Where a line contains the word "description", copy that line in full.

## begin

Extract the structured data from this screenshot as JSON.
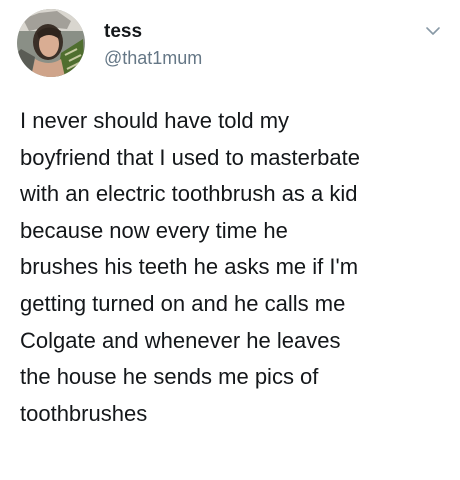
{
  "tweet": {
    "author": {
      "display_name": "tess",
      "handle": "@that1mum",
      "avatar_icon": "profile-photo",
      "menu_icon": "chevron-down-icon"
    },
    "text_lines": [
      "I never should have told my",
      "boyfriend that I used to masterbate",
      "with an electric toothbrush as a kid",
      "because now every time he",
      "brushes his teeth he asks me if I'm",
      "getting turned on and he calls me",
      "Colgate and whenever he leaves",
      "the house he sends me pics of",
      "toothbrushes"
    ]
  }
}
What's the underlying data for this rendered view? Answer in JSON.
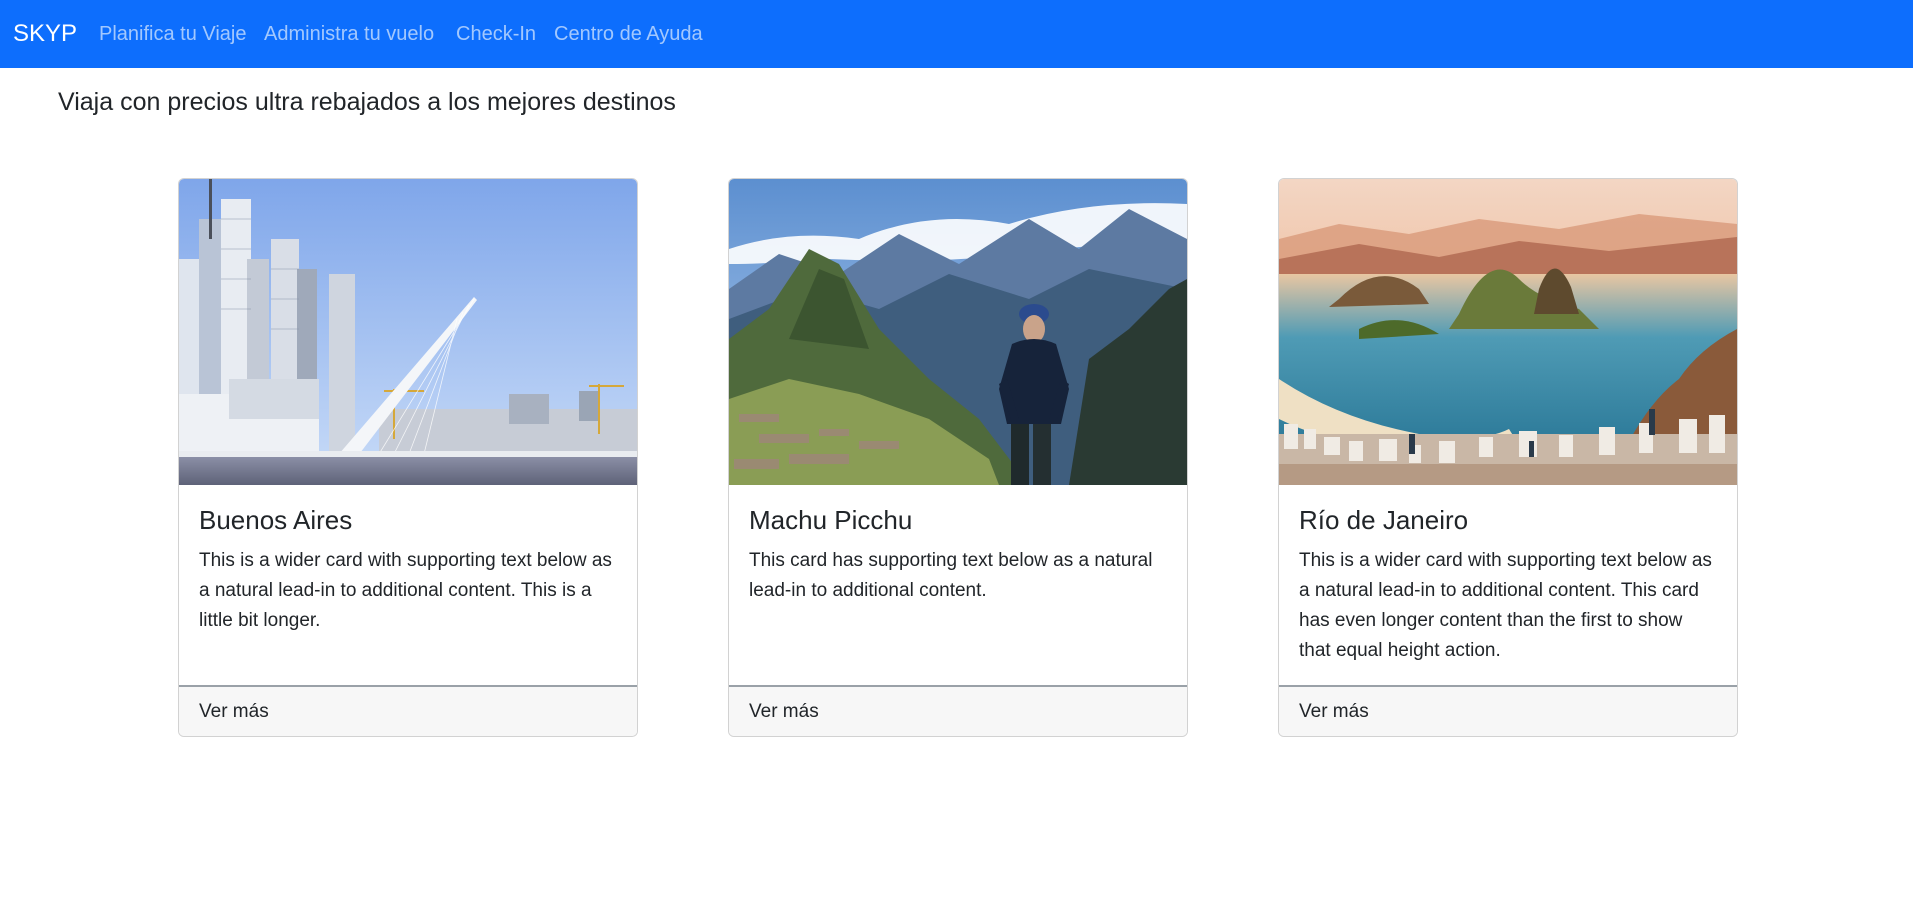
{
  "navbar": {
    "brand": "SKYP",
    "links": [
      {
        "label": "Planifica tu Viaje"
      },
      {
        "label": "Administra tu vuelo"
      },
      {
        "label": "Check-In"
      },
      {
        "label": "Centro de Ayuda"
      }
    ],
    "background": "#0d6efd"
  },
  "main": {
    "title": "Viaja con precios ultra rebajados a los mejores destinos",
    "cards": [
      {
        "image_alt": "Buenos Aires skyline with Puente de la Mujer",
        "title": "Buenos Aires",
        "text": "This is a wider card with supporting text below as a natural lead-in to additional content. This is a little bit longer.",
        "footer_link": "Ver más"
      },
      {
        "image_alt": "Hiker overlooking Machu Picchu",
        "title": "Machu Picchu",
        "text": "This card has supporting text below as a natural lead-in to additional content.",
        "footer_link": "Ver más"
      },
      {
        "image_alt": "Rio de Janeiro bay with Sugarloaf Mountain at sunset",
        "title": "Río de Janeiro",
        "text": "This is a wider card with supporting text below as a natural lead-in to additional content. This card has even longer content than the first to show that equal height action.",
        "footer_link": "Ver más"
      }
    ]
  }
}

## end
## begin

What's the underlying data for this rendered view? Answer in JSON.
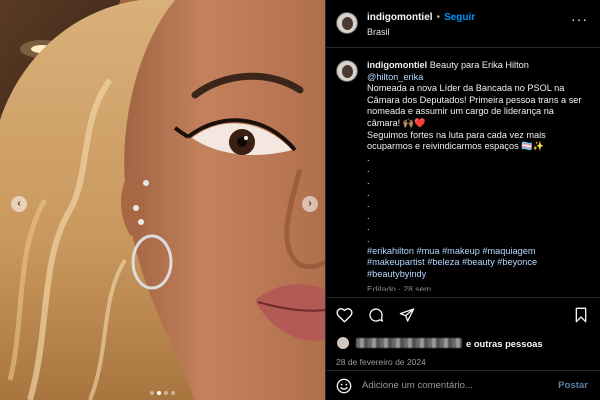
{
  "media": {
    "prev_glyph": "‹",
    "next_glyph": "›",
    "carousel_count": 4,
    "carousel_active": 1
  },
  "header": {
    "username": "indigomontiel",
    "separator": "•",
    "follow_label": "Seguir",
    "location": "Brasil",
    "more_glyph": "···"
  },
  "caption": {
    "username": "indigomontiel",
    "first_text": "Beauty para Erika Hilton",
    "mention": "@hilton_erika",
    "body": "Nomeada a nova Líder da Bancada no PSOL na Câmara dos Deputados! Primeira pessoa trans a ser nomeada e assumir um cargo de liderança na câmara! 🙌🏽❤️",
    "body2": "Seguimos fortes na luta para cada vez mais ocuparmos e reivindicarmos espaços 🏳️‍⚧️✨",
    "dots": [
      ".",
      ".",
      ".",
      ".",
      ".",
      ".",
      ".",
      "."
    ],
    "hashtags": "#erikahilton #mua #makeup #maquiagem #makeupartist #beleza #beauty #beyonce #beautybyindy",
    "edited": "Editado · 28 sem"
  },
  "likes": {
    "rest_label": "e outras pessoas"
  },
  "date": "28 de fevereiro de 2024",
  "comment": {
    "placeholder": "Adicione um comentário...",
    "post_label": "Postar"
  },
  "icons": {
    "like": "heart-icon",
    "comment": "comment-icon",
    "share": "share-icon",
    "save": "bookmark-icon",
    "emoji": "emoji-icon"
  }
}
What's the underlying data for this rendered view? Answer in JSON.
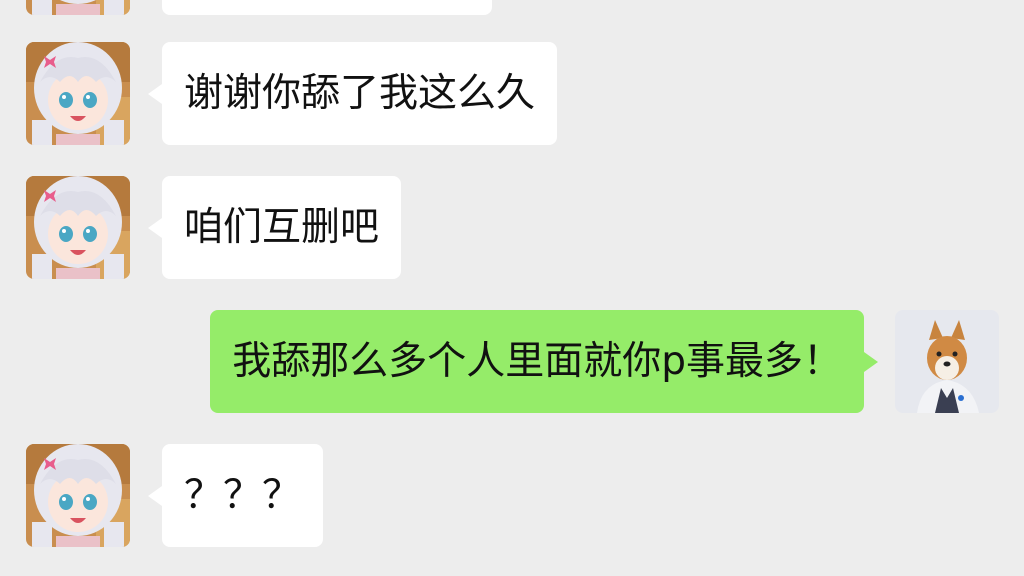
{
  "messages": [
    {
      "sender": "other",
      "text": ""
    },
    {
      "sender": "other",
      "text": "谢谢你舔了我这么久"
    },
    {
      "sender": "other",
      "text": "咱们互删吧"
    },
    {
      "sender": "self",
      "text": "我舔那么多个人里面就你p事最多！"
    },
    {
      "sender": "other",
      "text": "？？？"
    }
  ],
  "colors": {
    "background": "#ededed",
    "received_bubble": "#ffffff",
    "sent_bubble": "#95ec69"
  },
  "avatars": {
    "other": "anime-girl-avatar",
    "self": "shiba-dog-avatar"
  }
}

## end
## begin

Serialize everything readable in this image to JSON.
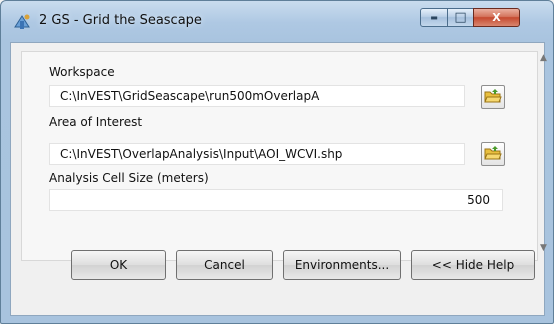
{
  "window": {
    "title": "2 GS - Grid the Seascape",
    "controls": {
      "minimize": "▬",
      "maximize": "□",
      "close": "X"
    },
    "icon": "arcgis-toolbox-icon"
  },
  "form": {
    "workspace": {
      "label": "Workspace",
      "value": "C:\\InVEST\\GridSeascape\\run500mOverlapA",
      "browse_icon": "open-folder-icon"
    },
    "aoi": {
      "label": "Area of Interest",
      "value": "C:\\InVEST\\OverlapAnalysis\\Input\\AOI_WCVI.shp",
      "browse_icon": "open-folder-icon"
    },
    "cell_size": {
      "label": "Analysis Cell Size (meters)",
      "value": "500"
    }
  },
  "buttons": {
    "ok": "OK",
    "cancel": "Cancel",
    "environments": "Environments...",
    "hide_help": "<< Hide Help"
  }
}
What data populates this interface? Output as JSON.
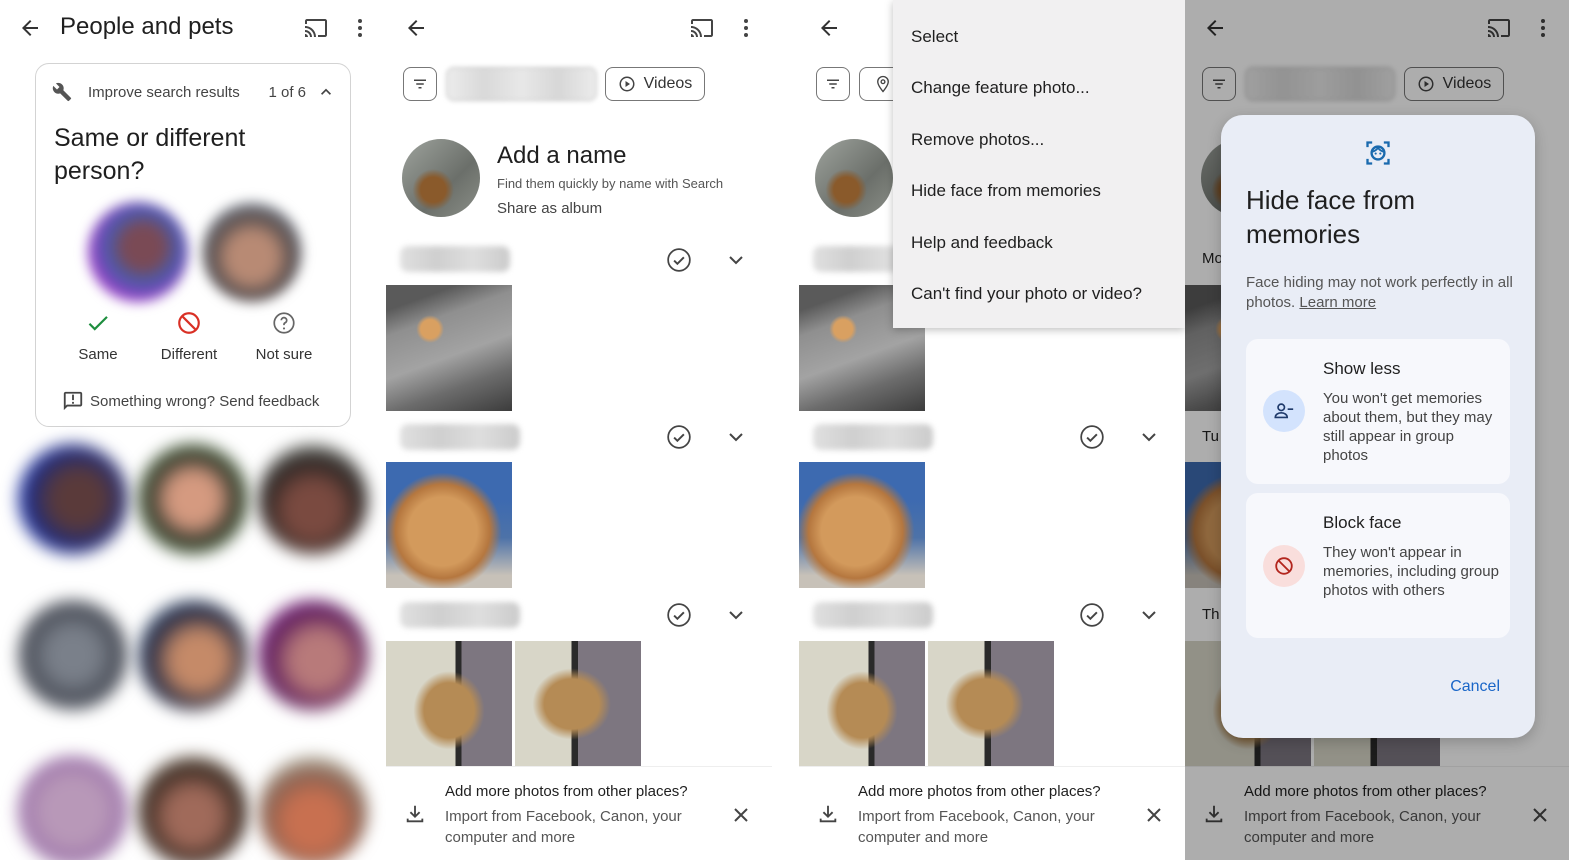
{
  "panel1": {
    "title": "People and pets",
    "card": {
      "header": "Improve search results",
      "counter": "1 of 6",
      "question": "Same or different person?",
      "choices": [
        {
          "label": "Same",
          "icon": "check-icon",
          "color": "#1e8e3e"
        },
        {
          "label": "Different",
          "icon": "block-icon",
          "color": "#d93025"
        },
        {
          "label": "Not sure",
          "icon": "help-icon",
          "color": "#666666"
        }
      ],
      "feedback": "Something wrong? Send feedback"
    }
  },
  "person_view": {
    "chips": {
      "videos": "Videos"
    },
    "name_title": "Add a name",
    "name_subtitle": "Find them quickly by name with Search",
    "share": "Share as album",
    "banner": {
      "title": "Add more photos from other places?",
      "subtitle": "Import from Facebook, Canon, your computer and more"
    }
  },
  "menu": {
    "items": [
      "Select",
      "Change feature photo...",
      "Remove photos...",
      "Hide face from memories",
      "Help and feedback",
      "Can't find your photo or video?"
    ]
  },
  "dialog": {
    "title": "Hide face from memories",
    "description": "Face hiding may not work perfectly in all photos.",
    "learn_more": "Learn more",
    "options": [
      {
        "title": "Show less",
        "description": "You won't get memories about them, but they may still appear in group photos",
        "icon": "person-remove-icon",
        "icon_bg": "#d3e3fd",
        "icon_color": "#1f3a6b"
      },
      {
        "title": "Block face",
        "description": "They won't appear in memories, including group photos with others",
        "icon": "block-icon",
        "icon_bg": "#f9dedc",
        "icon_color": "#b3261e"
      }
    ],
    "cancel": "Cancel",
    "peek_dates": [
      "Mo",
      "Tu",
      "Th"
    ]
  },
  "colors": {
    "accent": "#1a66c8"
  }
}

## end

[Output of the exercise]
    "description": "Face hiding may not work perfectly in all photos.",
        "description": "You won't get memories about them, but they may still appear in group photos",
        "description": "They won't appear in memories, including group photos with others",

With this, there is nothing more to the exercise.